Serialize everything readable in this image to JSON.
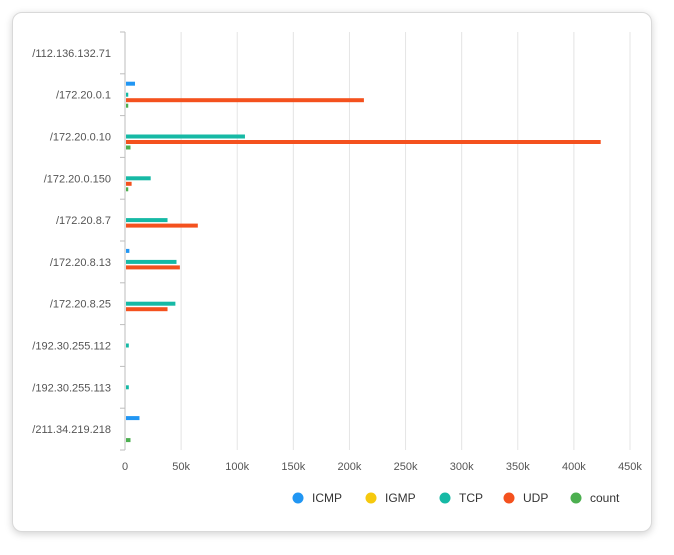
{
  "chart_data": {
    "type": "bar",
    "orientation": "horizontal",
    "categories": [
      "/112.136.132.71",
      "/172.20.0.1",
      "/172.20.0.10",
      "/172.20.0.150",
      "/172.20.8.7",
      "/172.20.8.13",
      "/172.20.8.25",
      "/192.30.255.112",
      "/192.30.255.113",
      "/211.34.219.218"
    ],
    "series": [
      {
        "name": "ICMP",
        "color": "#2196f3",
        "values": [
          0,
          8000,
          0,
          0,
          0,
          3000,
          0,
          0,
          0,
          12000
        ]
      },
      {
        "name": "IGMP",
        "color": "#f6c90e",
        "values": [
          0,
          0,
          0,
          0,
          0,
          0,
          0,
          0,
          0,
          0
        ]
      },
      {
        "name": "TCP",
        "color": "#16b9a5",
        "values": [
          0,
          2000,
          106000,
          22000,
          37000,
          45000,
          44000,
          2500,
          2500,
          0
        ]
      },
      {
        "name": "UDP",
        "color": "#f4511e",
        "values": [
          0,
          212000,
          423000,
          5000,
          64000,
          48000,
          37000,
          0,
          0,
          0
        ]
      },
      {
        "name": "count",
        "color": "#4caf50",
        "values": [
          0,
          2000,
          4000,
          2000,
          0,
          0,
          0,
          0,
          0,
          4000
        ]
      }
    ],
    "xticks": [
      "0",
      "50k",
      "100k",
      "150k",
      "200k",
      "250k",
      "300k",
      "350k",
      "400k",
      "450k"
    ],
    "xlim": [
      0,
      450000
    ],
    "grid": true,
    "legend": "bottom-right",
    "title": "",
    "xlabel": "",
    "ylabel": ""
  }
}
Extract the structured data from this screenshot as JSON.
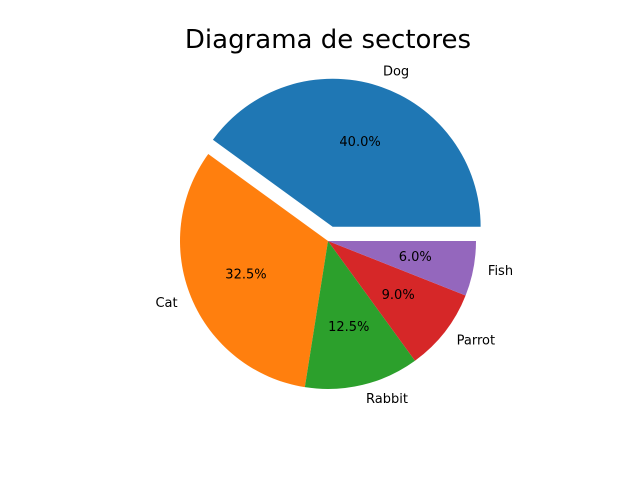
{
  "chart_data": {
    "type": "pie",
    "title": "Diagrama de sectores",
    "slices": [
      {
        "label": "Dog",
        "value": 40.0,
        "pct_label": "40.0%",
        "color": "#1f77b4",
        "explode": true
      },
      {
        "label": "Cat",
        "value": 32.5,
        "pct_label": "32.5%",
        "color": "#ff7f0e",
        "explode": false
      },
      {
        "label": "Rabbit",
        "value": 12.5,
        "pct_label": "12.5%",
        "color": "#2ca02c",
        "explode": false
      },
      {
        "label": "Parrot",
        "value": 9.0,
        "pct_label": "9.0%",
        "color": "#d62728",
        "explode": false
      },
      {
        "label": "Fish",
        "value": 6.0,
        "pct_label": "6.0%",
        "color": "#9467bd",
        "explode": false
      }
    ]
  }
}
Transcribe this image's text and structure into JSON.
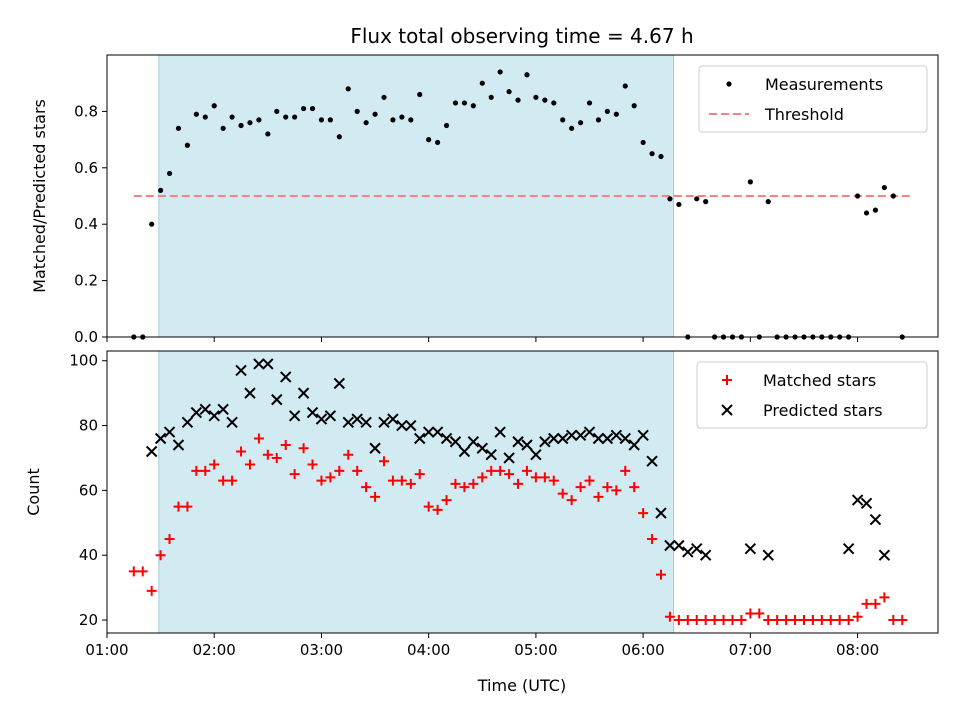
{
  "chart_data": {
    "type": "scatter",
    "title": "Flux total observing time = 4.67 h",
    "xlabel": "Time (UTC)",
    "xlim": [
      "01:00",
      "08:45"
    ],
    "x_ticks": [
      "01:00",
      "02:00",
      "03:00",
      "04:00",
      "05:00",
      "06:00",
      "07:00",
      "08:00"
    ],
    "shaded_interval": [
      "01:29",
      "06:17"
    ],
    "colors": {
      "shade": "#add8e6",
      "measurements": "#000000",
      "threshold": "#ff7f7f",
      "matched": "#ff0000",
      "predicted": "#000000"
    },
    "panels": [
      {
        "ylabel": "Matched/Predicted stars",
        "ylim": [
          0,
          1.0
        ],
        "y_ticks": [
          "0.0",
          "0.2",
          "0.4",
          "0.6",
          "0.8"
        ],
        "y_tick_values": [
          0,
          0.2,
          0.4,
          0.6,
          0.8
        ],
        "legend": [
          "Measurements",
          "Threshold"
        ],
        "threshold": {
          "value": 0.5,
          "x_range": [
            "01:15",
            "08:30"
          ]
        },
        "series": [
          {
            "name": "Measurements",
            "marker": "dot",
            "x": [
              "01:15",
              "01:20",
              "01:25",
              "01:30",
              "01:35",
              "01:40",
              "01:45",
              "01:50",
              "01:55",
              "02:00",
              "02:05",
              "02:10",
              "02:15",
              "02:20",
              "02:25",
              "02:30",
              "02:35",
              "02:40",
              "02:45",
              "02:50",
              "02:55",
              "03:00",
              "03:05",
              "03:10",
              "03:15",
              "03:20",
              "03:25",
              "03:30",
              "03:35",
              "03:40",
              "03:45",
              "03:50",
              "03:55",
              "04:00",
              "04:05",
              "04:10",
              "04:15",
              "04:20",
              "04:25",
              "04:30",
              "04:35",
              "04:40",
              "04:45",
              "04:50",
              "04:55",
              "05:00",
              "05:05",
              "05:10",
              "05:15",
              "05:20",
              "05:25",
              "05:30",
              "05:35",
              "05:40",
              "05:45",
              "05:50",
              "05:55",
              "06:00",
              "06:05",
              "06:10",
              "06:15",
              "06:20",
              "06:25",
              "06:30",
              "06:35",
              "06:40",
              "06:45",
              "06:50",
              "06:55",
              "07:00",
              "07:05",
              "07:10",
              "07:15",
              "07:20",
              "07:25",
              "07:30",
              "07:35",
              "07:40",
              "07:45",
              "07:50",
              "07:55",
              "08:00",
              "08:05",
              "08:10",
              "08:15",
              "08:20",
              "08:25"
            ],
            "y": [
              0.0,
              0.0,
              0.4,
              0.52,
              0.58,
              0.74,
              0.68,
              0.79,
              0.78,
              0.82,
              0.74,
              0.78,
              0.75,
              0.76,
              0.77,
              0.72,
              0.8,
              0.78,
              0.78,
              0.81,
              0.81,
              0.77,
              0.77,
              0.71,
              0.88,
              0.8,
              0.76,
              0.79,
              0.85,
              0.77,
              0.78,
              0.77,
              0.86,
              0.7,
              0.69,
              0.75,
              0.83,
              0.83,
              0.82,
              0.9,
              0.85,
              0.94,
              0.87,
              0.84,
              0.93,
              0.85,
              0.84,
              0.83,
              0.77,
              0.74,
              0.76,
              0.83,
              0.77,
              0.8,
              0.79,
              0.89,
              0.82,
              0.69,
              0.65,
              0.64,
              0.49,
              0.47,
              0.0,
              0.49,
              0.48,
              0.0,
              0.0,
              0.0,
              0.0,
              0.55,
              0.0,
              0.48,
              0.0,
              0.0,
              0.0,
              0.0,
              0.0,
              0.0,
              0.0,
              0.0,
              0.0,
              0.5,
              0.44,
              0.45,
              0.53,
              0.5,
              0.0
            ]
          }
        ]
      },
      {
        "ylabel": "Count",
        "ylim": [
          16,
          103
        ],
        "y_ticks": [
          "20",
          "40",
          "60",
          "80",
          "100"
        ],
        "y_tick_values": [
          20,
          40,
          60,
          80,
          100
        ],
        "legend": [
          "Matched stars",
          "Predicted stars"
        ],
        "series": [
          {
            "name": "Matched stars",
            "marker": "plus",
            "x": [
              "01:15",
              "01:20",
              "01:25",
              "01:30",
              "01:35",
              "01:40",
              "01:45",
              "01:50",
              "01:55",
              "02:00",
              "02:05",
              "02:10",
              "02:15",
              "02:20",
              "02:25",
              "02:30",
              "02:35",
              "02:40",
              "02:45",
              "02:50",
              "02:55",
              "03:00",
              "03:05",
              "03:10",
              "03:15",
              "03:20",
              "03:25",
              "03:30",
              "03:35",
              "03:40",
              "03:45",
              "03:50",
              "03:55",
              "04:00",
              "04:05",
              "04:10",
              "04:15",
              "04:20",
              "04:25",
              "04:30",
              "04:35",
              "04:40",
              "04:45",
              "04:50",
              "04:55",
              "05:00",
              "05:05",
              "05:10",
              "05:15",
              "05:20",
              "05:25",
              "05:30",
              "05:35",
              "05:40",
              "05:45",
              "05:50",
              "05:55",
              "06:00",
              "06:05",
              "06:10",
              "06:15",
              "06:20",
              "06:25",
              "06:30",
              "06:35",
              "06:40",
              "06:45",
              "06:50",
              "06:55",
              "07:00",
              "07:05",
              "07:10",
              "07:15",
              "07:20",
              "07:25",
              "07:30",
              "07:35",
              "07:40",
              "07:45",
              "07:50",
              "07:55",
              "08:00",
              "08:05",
              "08:10",
              "08:15",
              "08:20",
              "08:25"
            ],
            "y": [
              35,
              35,
              29,
              40,
              45,
              55,
              55,
              66,
              66,
              68,
              63,
              63,
              72,
              68,
              76,
              71,
              70,
              74,
              65,
              73,
              68,
              63,
              64,
              66,
              71,
              66,
              61,
              58,
              69,
              63,
              63,
              62,
              65,
              55,
              54,
              57,
              62,
              61,
              62,
              64,
              66,
              66,
              65,
              62,
              66,
              64,
              64,
              63,
              59,
              57,
              61,
              63,
              58,
              61,
              60,
              66,
              61,
              53,
              45,
              34,
              21,
              20,
              20,
              20,
              20,
              20,
              20,
              20,
              20,
              22,
              22,
              20,
              20,
              20,
              20,
              20,
              20,
              20,
              20,
              20,
              20,
              21,
              25,
              25,
              27,
              20,
              20
            ]
          },
          {
            "name": "Predicted stars",
            "marker": "x",
            "x": [
              "01:25",
              "01:30",
              "01:35",
              "01:40",
              "01:45",
              "01:50",
              "01:55",
              "02:00",
              "02:05",
              "02:10",
              "02:15",
              "02:20",
              "02:25",
              "02:30",
              "02:35",
              "02:40",
              "02:45",
              "02:50",
              "02:55",
              "03:00",
              "03:05",
              "03:10",
              "03:15",
              "03:20",
              "03:25",
              "03:30",
              "03:35",
              "03:40",
              "03:45",
              "03:50",
              "03:55",
              "04:00",
              "04:05",
              "04:10",
              "04:15",
              "04:20",
              "04:25",
              "04:30",
              "04:35",
              "04:40",
              "04:45",
              "04:50",
              "04:55",
              "05:00",
              "05:05",
              "05:10",
              "05:15",
              "05:20",
              "05:25",
              "05:30",
              "05:35",
              "05:40",
              "05:45",
              "05:50",
              "05:55",
              "06:00",
              "06:05",
              "06:10",
              "06:15",
              "06:20",
              "06:25",
              "06:30",
              "06:35",
              "07:00",
              "07:10",
              "07:55",
              "08:00",
              "08:05",
              "08:10",
              "08:15"
            ],
            "y": [
              72,
              76,
              78,
              74,
              81,
              84,
              85,
              83,
              85,
              81,
              97,
              90,
              99,
              99,
              88,
              95,
              83,
              90,
              84,
              82,
              83,
              93,
              81,
              82,
              81,
              73,
              81,
              82,
              80,
              80,
              76,
              78,
              78,
              76,
              75,
              72,
              75,
              73,
              71,
              78,
              70,
              75,
              74,
              71,
              75,
              76,
              76,
              77,
              77,
              78,
              76,
              76,
              77,
              76,
              74,
              77,
              69,
              53,
              43,
              43,
              41,
              42,
              40,
              42,
              40,
              42,
              57,
              56,
              51,
              40
            ]
          }
        ]
      }
    ]
  }
}
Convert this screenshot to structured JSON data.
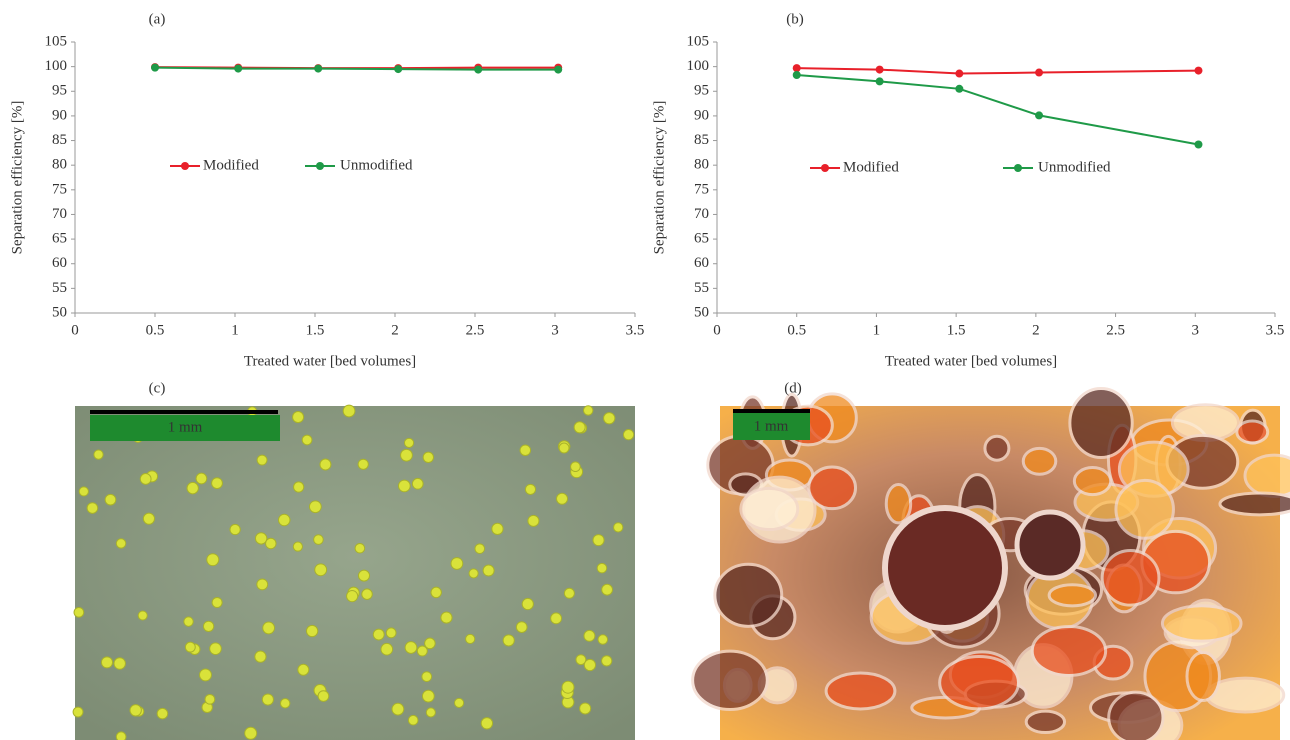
{
  "chart_data": [
    {
      "type": "line",
      "title": "(a)",
      "x_label": "Treated water [bed volumes]",
      "y_label": "Separation efficiency [%]",
      "xlim": [
        0,
        3.5
      ],
      "xticks": [
        0,
        0.5,
        1,
        1.5,
        2,
        2.5,
        3,
        3.5
      ],
      "ylim": [
        50,
        105
      ],
      "yticks": [
        50,
        55,
        60,
        65,
        70,
        75,
        80,
        85,
        90,
        95,
        100,
        105
      ],
      "x": [
        0.5,
        1.02,
        1.52,
        2.02,
        2.52,
        3.02
      ],
      "series": [
        {
          "name": "Modified",
          "color": "#e8202a",
          "values": [
            99.9,
            99.8,
            99.7,
            99.7,
            99.8,
            99.8
          ]
        },
        {
          "name": "Unmodified",
          "color": "#1f9a48",
          "values": [
            99.8,
            99.6,
            99.6,
            99.5,
            99.4,
            99.4
          ]
        }
      ]
    },
    {
      "type": "line",
      "title": "(b)",
      "x_label": "Treated water [bed volumes]",
      "y_label": "Separation efficiency [%]",
      "xlim": [
        0,
        3.5
      ],
      "xticks": [
        0,
        0.5,
        1,
        1.5,
        2,
        2.5,
        3,
        3.5
      ],
      "ylim": [
        50,
        105
      ],
      "yticks": [
        50,
        55,
        60,
        65,
        70,
        75,
        80,
        85,
        90,
        95,
        100,
        105
      ],
      "x": [
        0.5,
        1.02,
        1.52,
        2.02,
        3.02
      ],
      "series": [
        {
          "name": "Modified",
          "color": "#e8202a",
          "values": [
            99.7,
            99.4,
            98.6,
            98.8,
            99.2
          ]
        },
        {
          "name": "Unmodified",
          "color": "#1f9a48",
          "values": [
            98.3,
            97.0,
            95.5,
            90.1,
            84.2
          ]
        }
      ]
    }
  ],
  "images": [
    {
      "label": "(c)",
      "scale_bar": "1 mm"
    },
    {
      "label": "(d)",
      "scale_bar": "1 mm"
    }
  ]
}
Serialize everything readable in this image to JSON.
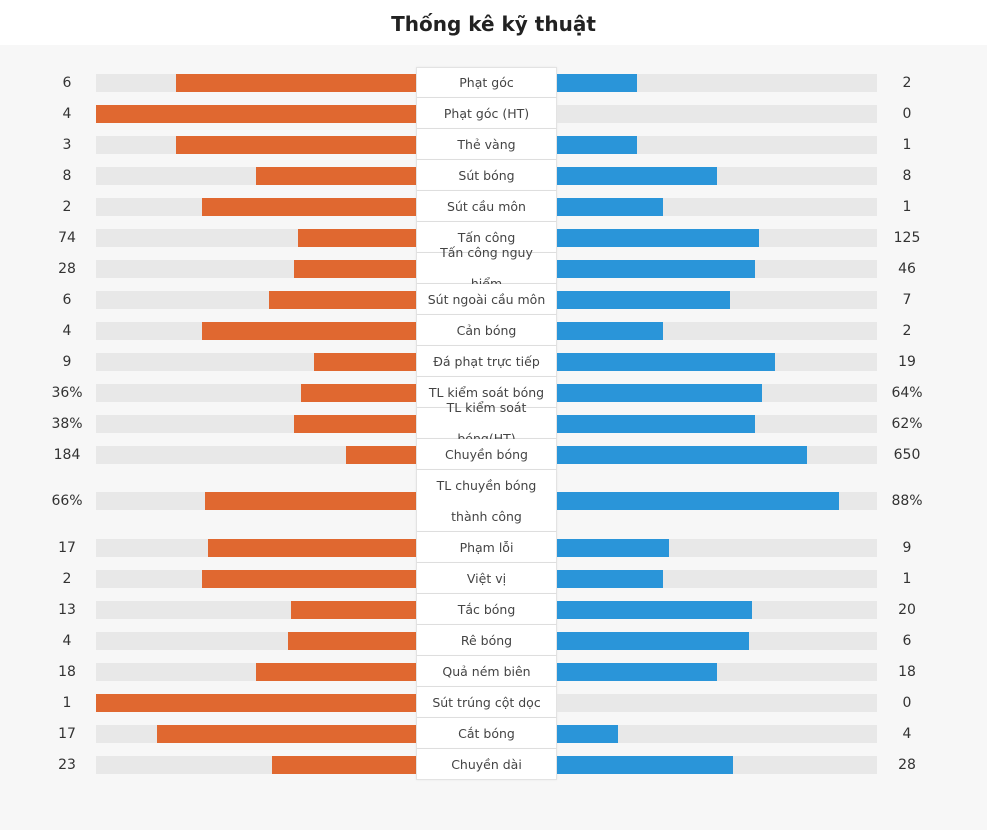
{
  "title": "Thống kê kỹ thuật",
  "colors": {
    "home": "#e06830",
    "away": "#2a95d9",
    "track": "#e8e8e8"
  },
  "stats": [
    {
      "label": "Phạt góc",
      "home": "6",
      "away": "2",
      "home_pct": 75,
      "away_pct": 25
    },
    {
      "label": "Phạt góc (HT)",
      "home": "4",
      "away": "0",
      "home_pct": 100,
      "away_pct": 0
    },
    {
      "label": "Thẻ vàng",
      "home": "3",
      "away": "1",
      "home_pct": 75,
      "away_pct": 25
    },
    {
      "label": "Sút bóng",
      "home": "8",
      "away": "8",
      "home_pct": 50,
      "away_pct": 50
    },
    {
      "label": "Sút cầu môn",
      "home": "2",
      "away": "1",
      "home_pct": 67,
      "away_pct": 33
    },
    {
      "label": "Tấn công",
      "home": "74",
      "away": "125",
      "home_pct": 37,
      "away_pct": 63
    },
    {
      "label": "Tấn công nguy hiểm",
      "home": "28",
      "away": "46",
      "home_pct": 38,
      "away_pct": 62
    },
    {
      "label": "Sút ngoài cầu môn",
      "home": "6",
      "away": "7",
      "home_pct": 46,
      "away_pct": 54
    },
    {
      "label": "Cản bóng",
      "home": "4",
      "away": "2",
      "home_pct": 67,
      "away_pct": 33
    },
    {
      "label": "Đá phạt trực tiếp",
      "home": "9",
      "away": "19",
      "home_pct": 32,
      "away_pct": 68
    },
    {
      "label": "TL kiểm soát bóng",
      "home": "36%",
      "away": "64%",
      "home_pct": 36,
      "away_pct": 64
    },
    {
      "label": "TL kiểm soát bóng(HT)",
      "home": "38%",
      "away": "62%",
      "home_pct": 38,
      "away_pct": 62
    },
    {
      "label": "Chuyền bóng",
      "home": "184",
      "away": "650",
      "home_pct": 22,
      "away_pct": 78
    },
    {
      "label": "TL chuyền bóng thành công",
      "home": "66%",
      "away": "88%",
      "home_pct": 66,
      "away_pct": 88,
      "tall": true
    },
    {
      "label": "Phạm lỗi",
      "home": "17",
      "away": "9",
      "home_pct": 65,
      "away_pct": 35
    },
    {
      "label": "Việt vị",
      "home": "2",
      "away": "1",
      "home_pct": 67,
      "away_pct": 33
    },
    {
      "label": "Tắc bóng",
      "home": "13",
      "away": "20",
      "home_pct": 39,
      "away_pct": 61
    },
    {
      "label": "Rê bóng",
      "home": "4",
      "away": "6",
      "home_pct": 40,
      "away_pct": 60
    },
    {
      "label": "Quả ném biên",
      "home": "18",
      "away": "18",
      "home_pct": 50,
      "away_pct": 50
    },
    {
      "label": "Sút trúng cột dọc",
      "home": "1",
      "away": "0",
      "home_pct": 100,
      "away_pct": 0
    },
    {
      "label": "Cắt bóng",
      "home": "17",
      "away": "4",
      "home_pct": 81,
      "away_pct": 19
    },
    {
      "label": "Chuyền dài",
      "home": "23",
      "away": "28",
      "home_pct": 45,
      "away_pct": 55
    }
  ]
}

* * * * * * * * *

### Job
Look over the material above and show each line where "this" appears.

### Complete answer
Serialize everything readable in this image to JSON.
Extract the structured data from this screenshot as JSON.
Transcribe this image's text and structure into JSON.
Convert this screenshot to structured JSON data.
Serialize everything readable in this image to JSON.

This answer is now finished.